##### INPUT ROWS

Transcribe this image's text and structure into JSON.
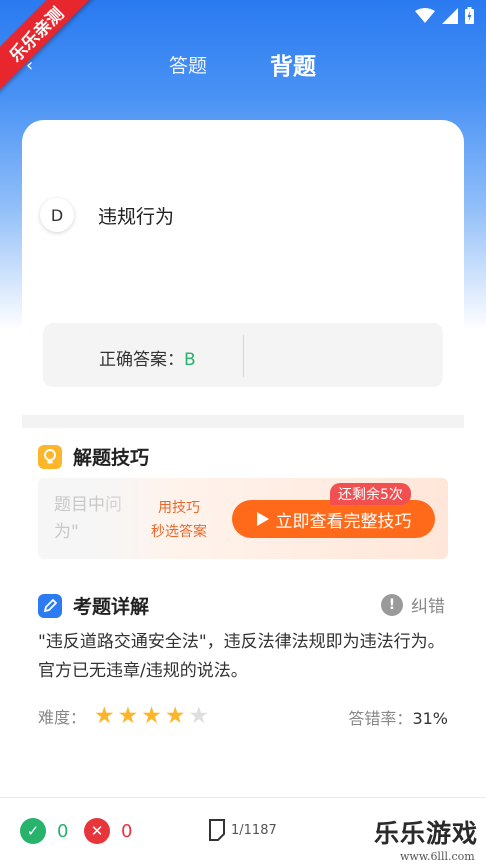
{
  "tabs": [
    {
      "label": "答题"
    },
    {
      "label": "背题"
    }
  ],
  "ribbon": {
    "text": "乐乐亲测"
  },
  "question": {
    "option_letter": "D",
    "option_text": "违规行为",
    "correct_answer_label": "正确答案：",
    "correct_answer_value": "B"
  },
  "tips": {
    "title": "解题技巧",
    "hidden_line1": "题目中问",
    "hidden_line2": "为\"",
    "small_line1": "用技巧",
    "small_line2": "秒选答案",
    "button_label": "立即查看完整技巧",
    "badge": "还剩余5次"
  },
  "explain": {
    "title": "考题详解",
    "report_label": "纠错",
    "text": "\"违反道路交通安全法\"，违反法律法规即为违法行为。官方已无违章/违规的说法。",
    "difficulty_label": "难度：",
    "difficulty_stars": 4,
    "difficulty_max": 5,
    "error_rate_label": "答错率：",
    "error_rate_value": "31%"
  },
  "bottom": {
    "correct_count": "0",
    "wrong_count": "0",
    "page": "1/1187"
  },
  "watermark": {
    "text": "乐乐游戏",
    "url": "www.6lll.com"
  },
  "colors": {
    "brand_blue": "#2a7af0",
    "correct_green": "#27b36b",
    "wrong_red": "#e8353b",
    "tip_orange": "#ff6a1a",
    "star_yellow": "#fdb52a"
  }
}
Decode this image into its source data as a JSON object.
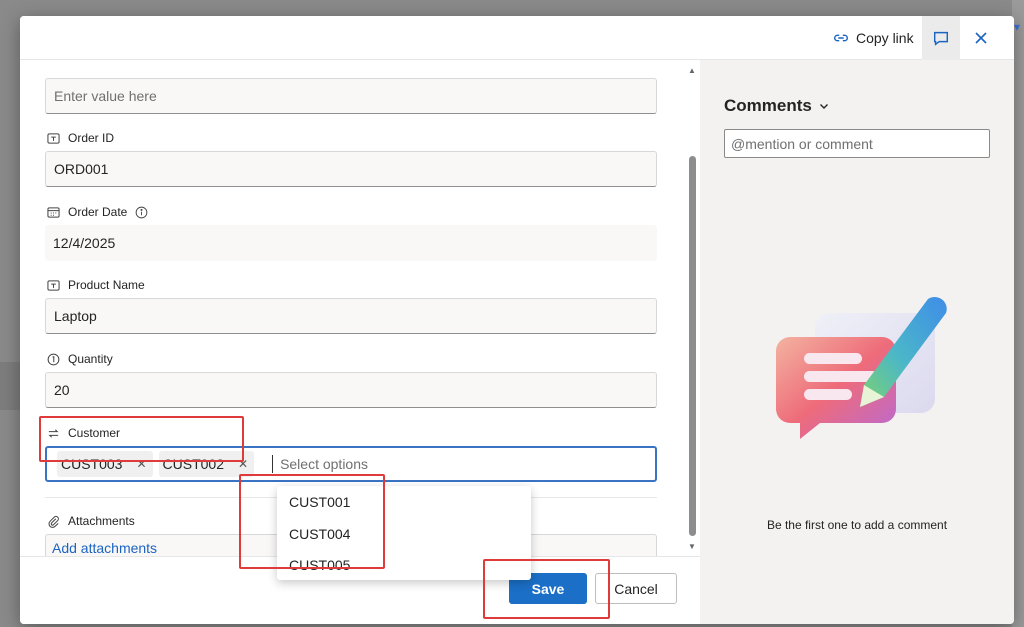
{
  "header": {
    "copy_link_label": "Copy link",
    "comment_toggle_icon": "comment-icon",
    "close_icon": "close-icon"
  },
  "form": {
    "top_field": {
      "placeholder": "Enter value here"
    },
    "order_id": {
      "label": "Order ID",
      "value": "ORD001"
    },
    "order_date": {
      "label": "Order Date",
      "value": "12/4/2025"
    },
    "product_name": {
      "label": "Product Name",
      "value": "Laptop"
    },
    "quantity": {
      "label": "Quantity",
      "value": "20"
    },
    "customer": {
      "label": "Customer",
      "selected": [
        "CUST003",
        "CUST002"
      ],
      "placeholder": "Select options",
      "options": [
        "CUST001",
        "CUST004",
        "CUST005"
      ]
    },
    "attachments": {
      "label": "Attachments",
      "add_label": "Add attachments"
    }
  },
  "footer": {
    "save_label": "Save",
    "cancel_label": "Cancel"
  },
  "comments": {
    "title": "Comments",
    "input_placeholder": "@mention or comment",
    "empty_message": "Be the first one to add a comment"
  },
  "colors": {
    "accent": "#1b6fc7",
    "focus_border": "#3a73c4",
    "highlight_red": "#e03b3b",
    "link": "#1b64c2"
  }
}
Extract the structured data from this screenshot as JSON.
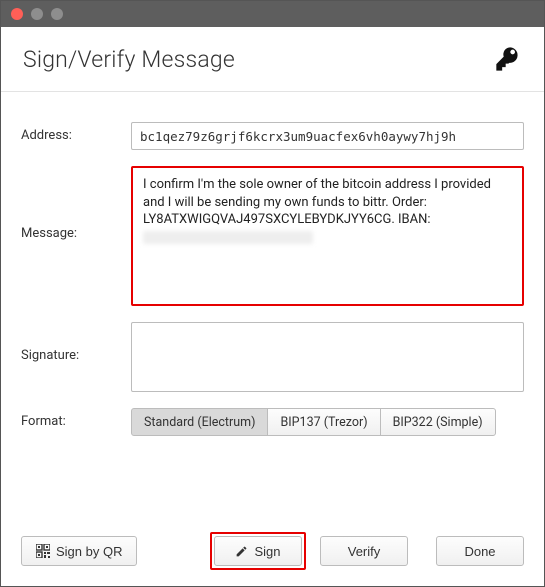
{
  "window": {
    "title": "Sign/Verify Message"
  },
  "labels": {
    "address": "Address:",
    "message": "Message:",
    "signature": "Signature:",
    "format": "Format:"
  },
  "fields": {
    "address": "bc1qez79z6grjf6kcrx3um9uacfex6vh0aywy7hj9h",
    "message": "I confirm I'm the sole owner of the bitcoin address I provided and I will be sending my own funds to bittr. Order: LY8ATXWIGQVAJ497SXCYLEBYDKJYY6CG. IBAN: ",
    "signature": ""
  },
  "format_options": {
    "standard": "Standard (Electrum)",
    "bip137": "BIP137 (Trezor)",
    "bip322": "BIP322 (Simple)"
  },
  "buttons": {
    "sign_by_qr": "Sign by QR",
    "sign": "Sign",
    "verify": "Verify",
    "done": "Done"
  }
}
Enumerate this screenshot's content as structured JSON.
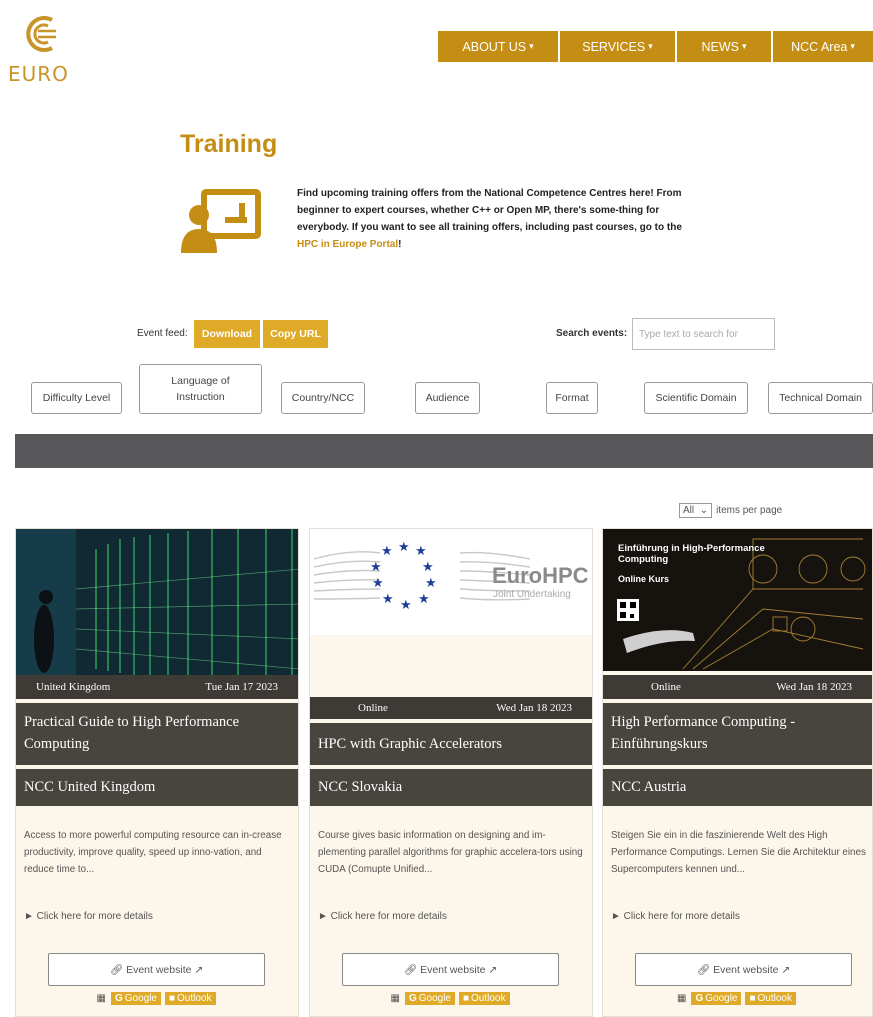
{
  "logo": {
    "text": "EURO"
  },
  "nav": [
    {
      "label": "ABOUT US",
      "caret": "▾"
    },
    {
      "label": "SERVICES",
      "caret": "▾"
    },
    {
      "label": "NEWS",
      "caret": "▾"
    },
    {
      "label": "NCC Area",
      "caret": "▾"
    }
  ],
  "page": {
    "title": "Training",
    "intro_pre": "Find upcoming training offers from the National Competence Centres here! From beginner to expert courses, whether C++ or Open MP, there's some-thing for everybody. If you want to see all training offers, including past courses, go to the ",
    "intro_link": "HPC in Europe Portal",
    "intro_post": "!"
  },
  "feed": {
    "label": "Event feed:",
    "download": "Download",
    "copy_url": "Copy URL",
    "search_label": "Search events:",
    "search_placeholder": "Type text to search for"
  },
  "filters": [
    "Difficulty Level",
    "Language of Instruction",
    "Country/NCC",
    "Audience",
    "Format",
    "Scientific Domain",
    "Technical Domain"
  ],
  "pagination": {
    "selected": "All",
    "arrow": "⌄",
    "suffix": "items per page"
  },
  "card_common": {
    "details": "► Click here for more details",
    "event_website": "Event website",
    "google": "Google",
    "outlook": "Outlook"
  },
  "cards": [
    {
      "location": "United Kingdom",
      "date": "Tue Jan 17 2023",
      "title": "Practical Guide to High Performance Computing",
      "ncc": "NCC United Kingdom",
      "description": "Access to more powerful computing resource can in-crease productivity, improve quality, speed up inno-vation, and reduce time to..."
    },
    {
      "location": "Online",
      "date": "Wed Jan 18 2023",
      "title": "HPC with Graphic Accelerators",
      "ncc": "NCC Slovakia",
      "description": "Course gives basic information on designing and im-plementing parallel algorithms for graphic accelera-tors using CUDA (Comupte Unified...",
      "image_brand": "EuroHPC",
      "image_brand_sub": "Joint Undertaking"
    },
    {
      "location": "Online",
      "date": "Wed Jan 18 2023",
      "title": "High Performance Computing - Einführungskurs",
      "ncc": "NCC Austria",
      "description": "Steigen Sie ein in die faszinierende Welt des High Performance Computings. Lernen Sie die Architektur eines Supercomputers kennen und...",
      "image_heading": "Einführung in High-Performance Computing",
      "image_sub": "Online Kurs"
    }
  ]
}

##########

#### [WHAT YOU SHOULD DO]
Find all the lines containing "structured" in the material, then copy them.

#### [WRITTEN ANSWER]
Extract the structured data from this screenshot as JSON.
Enumerate this screenshot's content as structured JSON.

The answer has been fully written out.